課題 → 下にある頭痛についての文章のうち、「片頭痛:月に1〜数回の反復性」から「あるが,中等度の場合もある。」までをすべて、一字一句たがえずに書き写すこと。

分析用テキスト →
-----

頭痛は,一次性頭痛,二次性頭痛および,その他の頭痛(頭部神経痛,一次性顔面痛を含む)にわけられる。一次性頭痛には片頭痛,緊張型頭痛,群発頭痛などが含まれ,二次性頭痛には器質的疾患やくも膜下出血,髄膜炎といった緊急性が高い危険な疾患が含まれる。救急室においては,生命を脅かす頭痛を見逃さないことが重要である。
頭痛の原因は様々である。いつ,どこで,何をしているときに発生したのか,発症は急性か慢性か,強弱,部位,持続時間を十分に聴取する。他の疾患のない一次性頭痛と,他の疾患に起因する二次性頭痛にわけて病歴を聴取する。代表的な疾患の症状と病歴は以下の通りである。
慢性頭痛と言われる頭痛で,頭痛患者の9割が該当する。
片頭痛:月に1〜数回の反復性頭痛が生じる。1日中継続,拍動性,片側性もしくは両側性,中等度~重度の強さの発作(持続時間4~72時間)が起こり,随伴症状として悪心・嘔吐,光・音過敏症を伴う。前駆症状(閃輝暗点)を伴うことも多い。
緊張型頭痛:数十分~数日間,継続する。一般に両側性,圧迫感または絞扼感(非拍動性),軽度~中等度の強さが持続し,日常的な動作による増悪はない。
群発頭痛:厳密に片側性で,重度の頭痛発作(持続時間15~180分)が起こる。眼窩・眼窩上部・側頭部の1つ以上の部位に数週~数カ月間群発する。アルコール摂取により誘発される場合がある。発症年齢は通常20~40歳で,男性の有病率は女性の3倍である。
原因がある器質的疾患による頭痛で,頭痛患者の1割程度が該当する。くも膜下出血のような致死的な頭痛が含まれる。
くも膜下出血:人生で初めて経験するような激しい突然の頭痛で発症する。持続性で,「頭をハンマーで殴られたような」「頭に雷が落ちたような(雷鳴頭痛)」などと表現され,数秒~数分でピークに達する。典型例では頭痛は重度であるが,中等度の場合もある。
低髄圧:体位による変化で頭痛が生じる。坐位または立位をとると間もなく悪化し,臥位をとると改善する。5日以内の腰椎穿刺,あるいは頭痛の発現に一致した外傷の既往歴がある。
髄膜炎・髄膜脳炎:髄膜炎症の徴候として頭痛が生じる(ほかに,項部硬直,発熱など)。髄膜は頭部全体ないし項部領域である。精神状態の変化(覚醒度の低下を含む),局所神経学的欠損や痙攣発作を伴う場合は,ウイルス性脳炎を強く疑う。
脳腫瘍:頭痛増強の誘因がある。朝または臥位,息こらえ等で力んだときに悪化し,悪心・嘔吐を伴う。がんの病歴では転移性脳腫瘍を疑う。
三叉神経痛:片側性で短時間(通常2分以内)の電撃痛(電気ショックのような,突き刺すような痛み)を繰り返す。三叉神経枝の支配領域に限定し,トリガー部位への非侵害刺激(歯磨き時のブラシの接触等)によって誘発されることが多い。神経血管圧迫が原因の場合は第2枝または第3枝領域が多い。

-----

一覧 →
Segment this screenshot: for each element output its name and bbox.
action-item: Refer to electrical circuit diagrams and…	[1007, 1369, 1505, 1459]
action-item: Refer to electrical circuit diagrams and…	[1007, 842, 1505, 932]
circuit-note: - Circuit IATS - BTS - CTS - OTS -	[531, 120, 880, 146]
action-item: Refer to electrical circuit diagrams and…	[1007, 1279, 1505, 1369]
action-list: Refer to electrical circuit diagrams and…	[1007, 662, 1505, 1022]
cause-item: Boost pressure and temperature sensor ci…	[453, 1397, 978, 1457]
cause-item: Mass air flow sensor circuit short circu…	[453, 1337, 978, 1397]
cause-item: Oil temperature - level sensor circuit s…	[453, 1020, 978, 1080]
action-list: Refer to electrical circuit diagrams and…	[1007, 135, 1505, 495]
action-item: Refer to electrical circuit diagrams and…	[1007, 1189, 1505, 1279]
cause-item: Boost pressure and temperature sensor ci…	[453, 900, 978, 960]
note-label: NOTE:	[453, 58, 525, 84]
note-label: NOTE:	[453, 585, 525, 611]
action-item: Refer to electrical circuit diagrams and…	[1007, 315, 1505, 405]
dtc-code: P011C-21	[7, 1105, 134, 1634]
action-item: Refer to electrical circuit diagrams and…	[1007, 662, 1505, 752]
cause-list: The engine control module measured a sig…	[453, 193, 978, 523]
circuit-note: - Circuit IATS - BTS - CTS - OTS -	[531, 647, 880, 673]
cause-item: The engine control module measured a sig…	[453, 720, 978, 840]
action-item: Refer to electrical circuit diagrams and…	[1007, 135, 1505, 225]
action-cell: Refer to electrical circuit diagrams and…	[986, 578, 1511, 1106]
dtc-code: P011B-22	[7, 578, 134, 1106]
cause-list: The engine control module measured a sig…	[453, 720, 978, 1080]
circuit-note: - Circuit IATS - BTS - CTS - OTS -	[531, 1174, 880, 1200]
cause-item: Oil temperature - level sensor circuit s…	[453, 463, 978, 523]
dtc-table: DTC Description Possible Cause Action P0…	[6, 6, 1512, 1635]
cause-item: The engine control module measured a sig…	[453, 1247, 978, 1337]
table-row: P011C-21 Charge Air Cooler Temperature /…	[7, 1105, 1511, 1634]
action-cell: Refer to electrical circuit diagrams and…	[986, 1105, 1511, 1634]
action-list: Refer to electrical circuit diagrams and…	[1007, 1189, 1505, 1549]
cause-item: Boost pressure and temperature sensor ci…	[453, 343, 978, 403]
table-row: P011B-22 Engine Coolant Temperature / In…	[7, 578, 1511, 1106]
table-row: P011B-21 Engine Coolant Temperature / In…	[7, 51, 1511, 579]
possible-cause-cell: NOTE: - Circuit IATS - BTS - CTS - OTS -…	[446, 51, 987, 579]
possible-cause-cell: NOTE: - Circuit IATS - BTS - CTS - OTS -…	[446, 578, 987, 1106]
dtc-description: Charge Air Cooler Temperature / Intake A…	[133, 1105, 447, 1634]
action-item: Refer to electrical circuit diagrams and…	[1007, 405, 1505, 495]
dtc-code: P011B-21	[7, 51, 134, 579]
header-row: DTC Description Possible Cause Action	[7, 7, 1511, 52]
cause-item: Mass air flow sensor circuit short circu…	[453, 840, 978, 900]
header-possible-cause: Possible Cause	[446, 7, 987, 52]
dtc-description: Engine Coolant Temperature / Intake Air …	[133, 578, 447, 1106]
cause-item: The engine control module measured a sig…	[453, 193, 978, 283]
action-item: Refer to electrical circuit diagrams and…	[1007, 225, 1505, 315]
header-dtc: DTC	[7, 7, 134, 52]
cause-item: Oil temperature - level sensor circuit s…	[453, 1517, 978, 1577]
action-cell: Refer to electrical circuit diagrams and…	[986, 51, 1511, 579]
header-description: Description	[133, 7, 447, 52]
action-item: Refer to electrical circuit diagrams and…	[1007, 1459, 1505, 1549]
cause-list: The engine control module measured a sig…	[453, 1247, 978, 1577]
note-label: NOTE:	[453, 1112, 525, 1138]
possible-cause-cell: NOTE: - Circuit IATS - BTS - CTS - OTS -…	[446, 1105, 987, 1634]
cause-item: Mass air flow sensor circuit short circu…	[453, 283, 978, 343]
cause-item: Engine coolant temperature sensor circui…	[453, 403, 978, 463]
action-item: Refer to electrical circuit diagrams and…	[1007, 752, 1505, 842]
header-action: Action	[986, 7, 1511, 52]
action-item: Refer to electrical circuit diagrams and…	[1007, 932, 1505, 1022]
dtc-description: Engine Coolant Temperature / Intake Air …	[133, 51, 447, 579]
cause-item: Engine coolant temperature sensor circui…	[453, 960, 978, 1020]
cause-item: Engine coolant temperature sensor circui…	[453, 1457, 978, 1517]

-----

解答欄 →
片頭痛:月に1〜数回の反復性頭痛が生じる。1日中継続,拍動性,片側性もしくは両側性,中等度~重度の強さの発作(持続時間4~72時間)が起こり,随伴症状として悪心・嘔吐,光・音過敏症を伴う。前駆症状(閃輝暗点)を伴うことも多い。
緊張型頭痛:数十分~数日間,継続する。一般に両側性,圧迫感または絞扼感(非拍動性),軽度~中等度の強さが持続し,日常的な動作による増悪はない。
群発頭痛:厳密に片側性で,重度の頭痛発作(持続時間15~180分)が起こる。眼窩・眼窩上部・側頭部の1つ以上の部位に数週~数カ月間群発する。アルコール摂取により誘発される場合がある。発症年齢は通常20~40歳で,男性の有病率は女性の3倍である。
原因がある器質的疾患による頭痛で,頭痛患者の1割程度が該当する。くも膜下出血のような致死的な頭痛が含まれる。
くも膜下出血:人生で初めて経験するような激しい突然の頭痛で発症する。持続性で,「頭をハンマーで殴られたような」「頭に雷が落ちたような(雷鳴頭痛)」などと表現され,数秒~数分でピークに達する。典型例では頭痛は重度であるが,中等度の場合もある。